__Try it__:
Please set down each line of the data again, unchanged.

__Material to process__:

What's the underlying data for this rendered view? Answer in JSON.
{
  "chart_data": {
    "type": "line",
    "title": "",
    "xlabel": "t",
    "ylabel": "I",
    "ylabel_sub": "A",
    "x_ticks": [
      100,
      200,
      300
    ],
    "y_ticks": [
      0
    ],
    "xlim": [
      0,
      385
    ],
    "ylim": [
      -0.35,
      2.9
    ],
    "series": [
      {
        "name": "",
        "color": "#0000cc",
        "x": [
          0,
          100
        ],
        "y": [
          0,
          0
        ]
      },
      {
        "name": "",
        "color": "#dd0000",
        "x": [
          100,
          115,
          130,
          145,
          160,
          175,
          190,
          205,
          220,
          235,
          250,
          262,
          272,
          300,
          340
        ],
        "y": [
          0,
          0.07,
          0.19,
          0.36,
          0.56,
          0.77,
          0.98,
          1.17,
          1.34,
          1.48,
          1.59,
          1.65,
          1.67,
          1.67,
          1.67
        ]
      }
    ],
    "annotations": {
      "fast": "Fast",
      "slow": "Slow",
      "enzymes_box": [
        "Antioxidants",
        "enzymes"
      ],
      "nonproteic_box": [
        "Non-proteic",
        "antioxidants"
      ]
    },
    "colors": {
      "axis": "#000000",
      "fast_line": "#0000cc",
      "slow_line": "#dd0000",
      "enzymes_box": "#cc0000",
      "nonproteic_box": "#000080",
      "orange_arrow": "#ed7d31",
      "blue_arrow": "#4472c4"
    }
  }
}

__Solution to this problem__:
What's the underlying data for this rendered view? Answer in JSON.
{
  "chart_data": {
    "type": "line",
    "title": "",
    "xlabel": "t",
    "ylabel": "I",
    "ylabel_sub": "A",
    "x_ticks": [
      100,
      200,
      300
    ],
    "y_ticks": [
      0
    ],
    "xlim": [
      0,
      385
    ],
    "ylim": [
      -0.35,
      2.9
    ],
    "series": [
      {
        "name": "",
        "color": "#0000cc",
        "x": [
          0,
          100
        ],
        "y": [
          0,
          0
        ]
      },
      {
        "name": "",
        "color": "#dd0000",
        "x": [
          100,
          115,
          130,
          145,
          160,
          175,
          190,
          205,
          220,
          235,
          250,
          262,
          272,
          300,
          340
        ],
        "y": [
          0,
          0.07,
          0.19,
          0.36,
          0.56,
          0.77,
          0.98,
          1.17,
          1.34,
          1.48,
          1.59,
          1.65,
          1.67,
          1.67,
          1.67
        ]
      }
    ],
    "annotations": {
      "fast": "Fast",
      "slow": "Slow",
      "enzymes_box": [
        "Antioxidants",
        "enzymes"
      ],
      "nonproteic_box": [
        "Non-proteic",
        "antioxidants"
      ]
    },
    "colors": {
      "axis": "#000000",
      "fast_line": "#0000cc",
      "slow_line": "#dd0000",
      "enzymes_box": "#cc0000",
      "nonproteic_box": "#000080",
      "orange_arrow": "#ed7d31",
      "blue_arrow": "#4472c4"
    }
  }
}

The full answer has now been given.